WORK TO COMPLETE: Using the material below, copy every line where "Settings" appears.
[START INPUT MATERIAL]
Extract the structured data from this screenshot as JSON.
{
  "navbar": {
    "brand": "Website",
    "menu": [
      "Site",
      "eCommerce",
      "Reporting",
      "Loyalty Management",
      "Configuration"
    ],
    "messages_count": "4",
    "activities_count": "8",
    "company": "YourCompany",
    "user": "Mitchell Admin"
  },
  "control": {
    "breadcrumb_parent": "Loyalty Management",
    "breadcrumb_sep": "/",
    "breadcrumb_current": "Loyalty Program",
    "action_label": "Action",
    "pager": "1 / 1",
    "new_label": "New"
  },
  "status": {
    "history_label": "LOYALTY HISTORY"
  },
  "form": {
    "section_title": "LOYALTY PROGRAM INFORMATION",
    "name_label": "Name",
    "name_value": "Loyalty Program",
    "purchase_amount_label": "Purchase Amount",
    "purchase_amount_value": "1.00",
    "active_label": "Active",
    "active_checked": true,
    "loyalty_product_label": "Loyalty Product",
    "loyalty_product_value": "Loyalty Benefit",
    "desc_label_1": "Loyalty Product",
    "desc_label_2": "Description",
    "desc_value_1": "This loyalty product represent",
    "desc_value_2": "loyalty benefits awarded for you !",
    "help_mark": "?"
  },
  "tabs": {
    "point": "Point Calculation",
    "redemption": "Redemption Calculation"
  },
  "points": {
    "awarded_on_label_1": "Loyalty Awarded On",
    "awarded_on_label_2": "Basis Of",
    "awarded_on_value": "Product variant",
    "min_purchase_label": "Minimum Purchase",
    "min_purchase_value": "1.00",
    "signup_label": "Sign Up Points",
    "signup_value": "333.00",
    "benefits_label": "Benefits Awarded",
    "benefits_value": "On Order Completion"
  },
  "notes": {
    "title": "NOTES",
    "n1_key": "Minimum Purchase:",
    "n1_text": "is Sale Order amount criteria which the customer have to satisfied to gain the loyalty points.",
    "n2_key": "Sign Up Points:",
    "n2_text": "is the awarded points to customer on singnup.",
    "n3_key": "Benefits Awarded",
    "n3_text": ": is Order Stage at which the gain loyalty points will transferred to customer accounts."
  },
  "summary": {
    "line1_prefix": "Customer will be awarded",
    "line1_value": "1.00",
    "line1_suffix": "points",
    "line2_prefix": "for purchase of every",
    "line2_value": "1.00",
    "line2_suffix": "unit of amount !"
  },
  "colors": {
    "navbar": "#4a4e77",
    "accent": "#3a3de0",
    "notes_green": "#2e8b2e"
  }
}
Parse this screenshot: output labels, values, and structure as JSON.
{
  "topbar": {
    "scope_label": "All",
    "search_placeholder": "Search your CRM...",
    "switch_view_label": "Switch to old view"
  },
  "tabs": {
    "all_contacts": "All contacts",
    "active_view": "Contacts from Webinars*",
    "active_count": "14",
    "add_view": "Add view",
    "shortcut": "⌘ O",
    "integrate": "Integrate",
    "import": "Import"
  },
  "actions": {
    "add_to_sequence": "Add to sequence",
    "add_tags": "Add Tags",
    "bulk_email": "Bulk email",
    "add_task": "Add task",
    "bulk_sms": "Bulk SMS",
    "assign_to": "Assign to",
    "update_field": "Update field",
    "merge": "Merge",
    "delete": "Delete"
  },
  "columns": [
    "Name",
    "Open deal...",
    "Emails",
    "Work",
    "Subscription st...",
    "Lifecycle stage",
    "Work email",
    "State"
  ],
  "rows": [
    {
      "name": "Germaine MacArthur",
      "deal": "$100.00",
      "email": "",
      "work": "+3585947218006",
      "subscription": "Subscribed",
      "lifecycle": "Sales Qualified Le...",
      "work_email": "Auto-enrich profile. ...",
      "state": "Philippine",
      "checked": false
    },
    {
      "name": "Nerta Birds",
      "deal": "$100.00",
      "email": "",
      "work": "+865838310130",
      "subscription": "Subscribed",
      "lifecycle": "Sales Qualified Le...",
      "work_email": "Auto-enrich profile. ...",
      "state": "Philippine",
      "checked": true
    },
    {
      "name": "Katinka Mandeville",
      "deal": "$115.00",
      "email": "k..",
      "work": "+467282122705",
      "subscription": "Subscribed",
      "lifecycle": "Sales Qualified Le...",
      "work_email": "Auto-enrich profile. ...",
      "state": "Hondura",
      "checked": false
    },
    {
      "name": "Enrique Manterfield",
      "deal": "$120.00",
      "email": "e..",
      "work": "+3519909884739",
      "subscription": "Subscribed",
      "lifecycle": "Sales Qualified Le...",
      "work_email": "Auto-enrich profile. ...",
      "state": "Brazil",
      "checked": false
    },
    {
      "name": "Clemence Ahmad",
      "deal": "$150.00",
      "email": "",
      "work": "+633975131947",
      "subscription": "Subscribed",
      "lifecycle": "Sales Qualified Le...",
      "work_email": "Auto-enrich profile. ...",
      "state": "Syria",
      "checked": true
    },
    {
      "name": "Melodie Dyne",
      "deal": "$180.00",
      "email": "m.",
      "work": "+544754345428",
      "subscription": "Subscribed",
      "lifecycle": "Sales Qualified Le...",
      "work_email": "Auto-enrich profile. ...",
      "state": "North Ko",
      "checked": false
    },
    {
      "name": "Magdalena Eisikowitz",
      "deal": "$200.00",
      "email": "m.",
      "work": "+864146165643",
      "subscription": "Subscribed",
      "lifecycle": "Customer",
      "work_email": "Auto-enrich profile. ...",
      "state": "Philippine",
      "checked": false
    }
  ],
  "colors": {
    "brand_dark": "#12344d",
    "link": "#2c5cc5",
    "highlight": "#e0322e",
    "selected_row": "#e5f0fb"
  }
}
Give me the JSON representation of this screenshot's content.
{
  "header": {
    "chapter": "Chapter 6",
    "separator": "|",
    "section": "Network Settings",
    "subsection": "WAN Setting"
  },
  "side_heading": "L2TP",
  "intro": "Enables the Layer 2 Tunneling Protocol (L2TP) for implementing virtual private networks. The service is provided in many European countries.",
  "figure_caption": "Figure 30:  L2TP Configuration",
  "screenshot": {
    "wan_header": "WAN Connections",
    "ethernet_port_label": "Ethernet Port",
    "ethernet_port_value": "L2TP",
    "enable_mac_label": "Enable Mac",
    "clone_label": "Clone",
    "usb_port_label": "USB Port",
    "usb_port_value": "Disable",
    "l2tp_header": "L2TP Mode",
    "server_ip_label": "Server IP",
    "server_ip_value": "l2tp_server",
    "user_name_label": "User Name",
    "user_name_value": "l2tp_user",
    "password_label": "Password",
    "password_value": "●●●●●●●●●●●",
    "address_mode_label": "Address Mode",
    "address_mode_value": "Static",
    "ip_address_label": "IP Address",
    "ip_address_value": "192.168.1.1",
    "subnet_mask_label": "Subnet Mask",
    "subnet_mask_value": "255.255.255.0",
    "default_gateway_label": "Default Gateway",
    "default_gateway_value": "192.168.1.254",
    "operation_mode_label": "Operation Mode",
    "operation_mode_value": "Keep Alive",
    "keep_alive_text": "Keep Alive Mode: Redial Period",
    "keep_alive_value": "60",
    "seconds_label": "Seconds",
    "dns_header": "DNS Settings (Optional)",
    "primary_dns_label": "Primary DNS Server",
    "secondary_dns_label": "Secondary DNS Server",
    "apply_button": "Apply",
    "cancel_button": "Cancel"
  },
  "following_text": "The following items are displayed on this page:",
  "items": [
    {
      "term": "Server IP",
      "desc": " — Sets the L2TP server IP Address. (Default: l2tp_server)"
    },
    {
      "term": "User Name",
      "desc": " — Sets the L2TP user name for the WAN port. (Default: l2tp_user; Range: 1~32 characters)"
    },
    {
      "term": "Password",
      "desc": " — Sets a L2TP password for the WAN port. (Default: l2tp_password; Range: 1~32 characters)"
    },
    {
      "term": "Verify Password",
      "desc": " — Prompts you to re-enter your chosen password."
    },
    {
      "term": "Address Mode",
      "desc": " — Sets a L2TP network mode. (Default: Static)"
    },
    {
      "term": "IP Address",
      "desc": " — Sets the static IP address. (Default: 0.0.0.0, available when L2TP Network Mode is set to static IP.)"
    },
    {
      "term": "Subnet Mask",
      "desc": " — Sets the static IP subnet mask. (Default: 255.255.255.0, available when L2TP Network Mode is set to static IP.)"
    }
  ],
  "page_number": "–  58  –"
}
[END INPUT MATERIAL]
OUTPUT OF THE EXERCISE:
    "section": "Network Settings",
    "dns_header": "DNS Settings (Optional)",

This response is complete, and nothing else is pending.